#### Exercise inputs:
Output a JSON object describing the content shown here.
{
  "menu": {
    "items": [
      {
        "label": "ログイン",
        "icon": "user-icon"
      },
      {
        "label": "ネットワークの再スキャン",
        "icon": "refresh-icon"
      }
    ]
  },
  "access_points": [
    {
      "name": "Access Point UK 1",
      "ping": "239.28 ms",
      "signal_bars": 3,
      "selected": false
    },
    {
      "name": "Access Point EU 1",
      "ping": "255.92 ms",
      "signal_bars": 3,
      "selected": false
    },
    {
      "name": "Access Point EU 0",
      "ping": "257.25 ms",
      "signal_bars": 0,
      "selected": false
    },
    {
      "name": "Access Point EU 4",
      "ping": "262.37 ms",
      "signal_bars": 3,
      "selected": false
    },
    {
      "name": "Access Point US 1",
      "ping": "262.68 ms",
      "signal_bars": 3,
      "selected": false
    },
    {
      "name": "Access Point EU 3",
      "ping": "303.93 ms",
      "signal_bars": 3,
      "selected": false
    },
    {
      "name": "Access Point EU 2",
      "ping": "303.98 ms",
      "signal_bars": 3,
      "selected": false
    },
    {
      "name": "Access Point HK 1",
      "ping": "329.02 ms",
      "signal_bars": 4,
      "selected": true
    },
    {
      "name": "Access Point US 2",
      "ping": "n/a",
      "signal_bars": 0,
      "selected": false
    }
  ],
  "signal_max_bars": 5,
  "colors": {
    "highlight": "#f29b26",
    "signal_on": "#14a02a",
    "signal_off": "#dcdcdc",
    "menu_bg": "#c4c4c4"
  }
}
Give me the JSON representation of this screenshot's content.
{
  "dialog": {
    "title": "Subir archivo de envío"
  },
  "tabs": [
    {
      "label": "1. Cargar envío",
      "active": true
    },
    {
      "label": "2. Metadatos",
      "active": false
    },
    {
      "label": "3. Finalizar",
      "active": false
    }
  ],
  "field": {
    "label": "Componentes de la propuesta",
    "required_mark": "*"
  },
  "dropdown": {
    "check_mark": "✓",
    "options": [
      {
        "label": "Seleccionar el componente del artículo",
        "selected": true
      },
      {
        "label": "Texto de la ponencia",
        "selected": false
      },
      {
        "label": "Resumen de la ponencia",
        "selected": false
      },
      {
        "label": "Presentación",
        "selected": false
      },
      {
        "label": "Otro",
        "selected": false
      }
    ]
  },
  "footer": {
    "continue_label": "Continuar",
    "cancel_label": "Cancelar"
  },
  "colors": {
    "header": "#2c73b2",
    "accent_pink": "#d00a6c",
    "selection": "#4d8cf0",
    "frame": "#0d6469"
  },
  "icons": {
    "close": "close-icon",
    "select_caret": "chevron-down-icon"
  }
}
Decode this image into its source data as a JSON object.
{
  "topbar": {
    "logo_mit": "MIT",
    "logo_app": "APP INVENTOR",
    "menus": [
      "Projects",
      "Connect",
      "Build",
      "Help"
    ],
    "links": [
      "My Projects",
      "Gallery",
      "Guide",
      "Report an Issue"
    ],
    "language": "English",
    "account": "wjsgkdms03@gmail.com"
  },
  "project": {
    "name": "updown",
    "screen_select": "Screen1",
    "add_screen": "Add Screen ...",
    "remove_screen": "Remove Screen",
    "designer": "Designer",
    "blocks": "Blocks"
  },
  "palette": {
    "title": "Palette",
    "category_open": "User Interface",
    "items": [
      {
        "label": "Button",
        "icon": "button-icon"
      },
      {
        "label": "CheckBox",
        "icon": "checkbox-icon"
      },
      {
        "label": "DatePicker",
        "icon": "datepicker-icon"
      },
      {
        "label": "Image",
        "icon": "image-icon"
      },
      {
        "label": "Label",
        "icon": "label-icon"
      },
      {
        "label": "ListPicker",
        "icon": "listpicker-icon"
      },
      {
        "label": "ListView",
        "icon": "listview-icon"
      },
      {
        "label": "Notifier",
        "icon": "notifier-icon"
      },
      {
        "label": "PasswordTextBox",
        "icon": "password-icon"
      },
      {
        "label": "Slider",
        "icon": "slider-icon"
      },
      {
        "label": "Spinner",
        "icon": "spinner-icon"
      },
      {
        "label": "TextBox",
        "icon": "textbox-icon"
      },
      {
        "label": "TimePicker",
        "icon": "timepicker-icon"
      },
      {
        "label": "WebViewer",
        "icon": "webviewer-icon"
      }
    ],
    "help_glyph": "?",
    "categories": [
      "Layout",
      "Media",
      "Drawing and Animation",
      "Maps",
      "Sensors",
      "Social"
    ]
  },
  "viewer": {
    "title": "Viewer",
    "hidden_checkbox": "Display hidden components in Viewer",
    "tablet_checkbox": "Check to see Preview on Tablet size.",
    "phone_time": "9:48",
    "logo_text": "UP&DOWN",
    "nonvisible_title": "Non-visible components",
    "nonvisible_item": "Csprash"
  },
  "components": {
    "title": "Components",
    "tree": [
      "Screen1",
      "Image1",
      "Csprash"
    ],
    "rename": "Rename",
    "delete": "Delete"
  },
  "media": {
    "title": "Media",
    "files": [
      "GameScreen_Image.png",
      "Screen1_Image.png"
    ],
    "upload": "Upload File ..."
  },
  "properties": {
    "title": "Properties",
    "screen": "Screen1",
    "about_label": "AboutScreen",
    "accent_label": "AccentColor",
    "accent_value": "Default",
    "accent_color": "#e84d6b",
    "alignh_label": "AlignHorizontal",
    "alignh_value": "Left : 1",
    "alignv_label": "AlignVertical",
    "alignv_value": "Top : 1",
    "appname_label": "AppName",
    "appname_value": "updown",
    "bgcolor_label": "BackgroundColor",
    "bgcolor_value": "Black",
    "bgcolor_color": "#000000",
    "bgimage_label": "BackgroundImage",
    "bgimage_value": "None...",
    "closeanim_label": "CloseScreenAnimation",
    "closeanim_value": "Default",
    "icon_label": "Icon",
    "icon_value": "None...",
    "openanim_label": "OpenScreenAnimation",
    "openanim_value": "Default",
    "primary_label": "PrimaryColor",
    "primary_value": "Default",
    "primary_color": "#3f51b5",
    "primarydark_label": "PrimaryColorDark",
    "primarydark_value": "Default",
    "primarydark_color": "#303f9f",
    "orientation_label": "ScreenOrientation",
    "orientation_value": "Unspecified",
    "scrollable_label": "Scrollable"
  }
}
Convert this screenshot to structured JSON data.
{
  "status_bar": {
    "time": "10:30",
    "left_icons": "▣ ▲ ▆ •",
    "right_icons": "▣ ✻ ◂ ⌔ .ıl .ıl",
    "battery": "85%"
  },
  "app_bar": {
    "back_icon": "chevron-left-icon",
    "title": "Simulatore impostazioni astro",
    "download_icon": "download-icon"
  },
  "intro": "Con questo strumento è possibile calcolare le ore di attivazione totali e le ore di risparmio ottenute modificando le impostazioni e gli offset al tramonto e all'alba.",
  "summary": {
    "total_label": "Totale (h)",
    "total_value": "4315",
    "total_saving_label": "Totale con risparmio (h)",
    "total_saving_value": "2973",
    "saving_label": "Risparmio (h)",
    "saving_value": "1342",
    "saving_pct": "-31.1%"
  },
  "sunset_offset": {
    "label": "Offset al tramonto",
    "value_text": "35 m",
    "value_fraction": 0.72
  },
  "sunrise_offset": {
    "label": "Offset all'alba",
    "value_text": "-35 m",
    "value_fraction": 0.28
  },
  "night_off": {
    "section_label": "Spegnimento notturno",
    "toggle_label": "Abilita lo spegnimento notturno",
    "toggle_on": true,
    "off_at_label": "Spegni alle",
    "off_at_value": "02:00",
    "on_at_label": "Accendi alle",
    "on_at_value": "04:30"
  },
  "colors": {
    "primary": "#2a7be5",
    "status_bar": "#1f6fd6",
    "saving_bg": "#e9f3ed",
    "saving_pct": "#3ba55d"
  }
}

#### What is needed:
Copy every line of the material, please, keeping it exactly the same.

#### Output:
Output a JSON object describing the content shown here.
{
  "menu": {
    "items": [
      {
        "label": "ログイン",
        "icon": "user-icon"
      },
      {
        "label": "ネットワークの再スキャン",
        "icon": "refresh-icon"
      }
    ]
  },
  "access_points": [
    {
      "name": "Access Point UK 1",
      "ping": "239.28 ms",
      "signal_bars": 3,
      "selected": false
    },
    {
      "name": "Access Point EU 1",
      "ping": "255.92 ms",
      "signal_bars": 3,
      "selected": false
    },
    {
      "name": "Access Point EU 0",
      "ping": "257.25 ms",
      "signal_bars": 0,
      "selected": false
    },
    {
      "name": "Access Point EU 4",
      "ping": "262.37 ms",
      "signal_bars": 3,
      "selected": false
    },
    {
      "name": "Access Point US 1",
      "ping": "262.68 ms",
      "signal_bars": 3,
      "selected": false
    },
    {
      "name": "Access Point EU 3",
      "ping": "303.93 ms",
      "signal_bars": 3,
      "selected": false
    },
    {
      "name": "Access Point EU 2",
      "ping": "303.98 ms",
      "signal_bars": 3,
      "selected": false
    },
    {
      "name": "Access Point HK 1",
      "ping": "329.02 ms",
      "signal_bars": 4,
      "selected": true
    },
    {
      "name": "Access Point US 2",
      "ping": "n/a",
      "signal_bars": 0,
      "selected": false
    }
  ],
  "signal_max_bars": 5,
  "colors": {
    "highlight": "#f29b26",
    "signal_on": "#14a02a",
    "signal_off": "#dcdcdc",
    "menu_bg": "#c4c4c4"
  }
}
Give me the JSON representation of this screenshot's content.
{
  "dialog": {
    "title": "Subir archivo de envío"
  },
  "tabs": [
    {
      "label": "1. Cargar envío",
      "active": true
    },
    {
      "label": "2. Metadatos",
      "active": false
    },
    {
      "label": "3. Finalizar",
      "active": false
    }
  ],
  "field": {
    "label": "Componentes de la propuesta",
    "required_mark": "*"
  },
  "dropdown": {
    "check_mark": "✓",
    "options": [
      {
        "label": "Seleccionar el componente del artículo",
        "selected": true
      },
      {
        "label": "Texto de la ponencia",
        "selected": false
      },
      {
        "label": "Resumen de la ponencia",
        "selected": false
      },
      {
        "label": "Presentación",
        "selected": false
      },
      {
        "label": "Otro",
        "selected": false
      }
    ]
  },
  "footer": {
    "continue_label": "Continuar",
    "cancel_label": "Cancelar"
  },
  "colors": {
    "header": "#2c73b2",
    "accent_pink": "#d00a6c",
    "selection": "#4d8cf0",
    "frame": "#0d6469"
  },
  "icons": {
    "close": "close-icon",
    "select_caret": "chevron-down-icon"
  }
}
Decode this image into its source data as a JSON object.
{
  "topbar": {
    "logo_mit": "MIT",
    "logo_app": "APP INVENTOR",
    "menus": [
      "Projects",
      "Connect",
      "Build",
      "Help"
    ],
    "links": [
      "My Projects",
      "Gallery",
      "Guide",
      "Report an Issue"
    ],
    "language": "English",
    "account": "wjsgkdms03@gmail.com"
  },
  "project": {
    "name": "updown",
    "screen_select": "Screen1",
    "add_screen": "Add Screen ...",
    "remove_screen": "Remove Screen",
    "designer": "Designer",
    "blocks": "Blocks"
  },
  "palette": {
    "title": "Palette",
    "category_open": "User Interface",
    "items": [
      {
        "label": "Button",
        "icon": "button-icon"
      },
      {
        "label": "CheckBox",
        "icon": "checkbox-icon"
      },
      {
        "label": "DatePicker",
        "icon": "datepicker-icon"
      },
      {
        "label": "Image",
        "icon": "image-icon"
      },
      {
        "label": "Label",
        "icon": "label-icon"
      },
      {
        "label": "ListPicker",
        "icon": "listpicker-icon"
      },
      {
        "label": "ListView",
        "icon": "listview-icon"
      },
      {
        "label": "Notifier",
        "icon": "notifier-icon"
      },
      {
        "label": "PasswordTextBox",
        "icon": "password-icon"
      },
      {
        "label": "Slider",
        "icon": "slider-icon"
      },
      {
        "label": "Spinner",
        "icon": "spinner-icon"
      },
      {
        "label": "TextBox",
        "icon": "textbox-icon"
      },
      {
        "label": "TimePicker",
        "icon": "timepicker-icon"
      },
      {
        "label": "WebViewer",
        "icon": "webviewer-icon"
      }
    ],
    "help_glyph": "?",
    "categories": [
      "Layout",
      "Media",
      "Drawing and Animation",
      "Maps",
      "Sensors",
      "Social"
    ]
  },
  "viewer": {
    "title": "Viewer",
    "hidden_checkbox": "Display hidden components in Viewer",
    "tablet_checkbox": "Check to see Preview on Tablet size.",
    "phone_time": "9:48",
    "logo_text": "UP&DOWN",
    "nonvisible_title": "Non-visible components",
    "nonvisible_item": "Csprash"
  },
  "components": {
    "title": "Components",
    "tree": [
      "Screen1",
      "Image1",
      "Csprash"
    ],
    "rename": "Rename",
    "delete": "Delete"
  },
  "media": {
    "title": "Media",
    "files": [
      "GameScreen_Image.png",
      "Screen1_Image.png"
    ],
    "upload": "Upload File ..."
  },
  "properties": {
    "title": "Properties",
    "screen": "Screen1",
    "about_label": "AboutScreen",
    "accent_label": "AccentColor",
    "accent_value": "Default",
    "accent_color": "#e84d6b",
    "alignh_label": "AlignHorizontal",
    "alignh_value": "Left : 1",
    "alignv_label": "AlignVertical",
    "alignv_value": "Top : 1",
    "appname_label": "AppName",
    "appname_value": "updown",
    "bgcolor_label": "BackgroundColor",
    "bgcolor_value": "Black",
    "bgcolor_color": "#000000",
    "bgimage_label": "BackgroundImage",
    "bgimage_value": "None...",
    "closeanim_label": "CloseScreenAnimation",
    "closeanim_value": "Default",
    "icon_label": "Icon",
    "icon_value": "None...",
    "openanim_label": "OpenScreenAnimation",
    "openanim_value": "Default",
    "primary_label": "PrimaryColor",
    "primary_value": "Default",
    "primary_color": "#3f51b5",
    "primarydark_label": "PrimaryColorDark",
    "primarydark_value": "Default",
    "primarydark_color": "#303f9f",
    "orientation_label": "ScreenOrientation",
    "orientation_value": "Unspecified",
    "scrollable_label": "Scrollable"
  }
}
Convert this screenshot to structured JSON data.
{
  "status_bar": {
    "time": "10:30",
    "left_icons": "▣ ▲ ▆ •",
    "right_icons": "▣ ✻ ◂ ⌔ .ıl .ıl",
    "battery": "85%"
  },
  "app_bar": {
    "back_icon": "chevron-left-icon",
    "title": "Simulatore impostazioni astro",
    "download_icon": "download-icon"
  },
  "intro": "Con questo strumento è possibile calcolare le ore di attivazione totali e le ore di risparmio ottenute modificando le impostazioni e gli offset al tramonto e all'alba.",
  "summary": {
    "total_label": "Totale (h)",
    "total_value": "4315",
    "total_saving_label": "Totale con risparmio (h)",
    "total_saving_value": "2973",
    "saving_label": "Risparmio (h)",
    "saving_value": "1342",
    "saving_pct": "-31.1%"
  },
  "sunset_offset": {
    "label": "Offset al tramonto",
    "value_text": "35 m",
    "value_fraction": 0.72
  },
  "sunrise_offset": {
    "label": "Offset all'alba",
    "value_text": "-35 m",
    "value_fraction": 0.28
  },
  "night_off": {
    "section_label": "Spegnimento notturno",
    "toggle_label": "Abilita lo spegnimento notturno",
    "toggle_on": true,
    "off_at_label": "Spegni alle",
    "off_at_value": "02:00",
    "on_at_label": "Accendi alle",
    "on_at_value": "04:30"
  },
  "colors": {
    "primary": "#2a7be5",
    "status_bar": "#1f6fd6",
    "saving_bg": "#e9f3ed",
    "saving_pct": "#3ba55d"
  }
}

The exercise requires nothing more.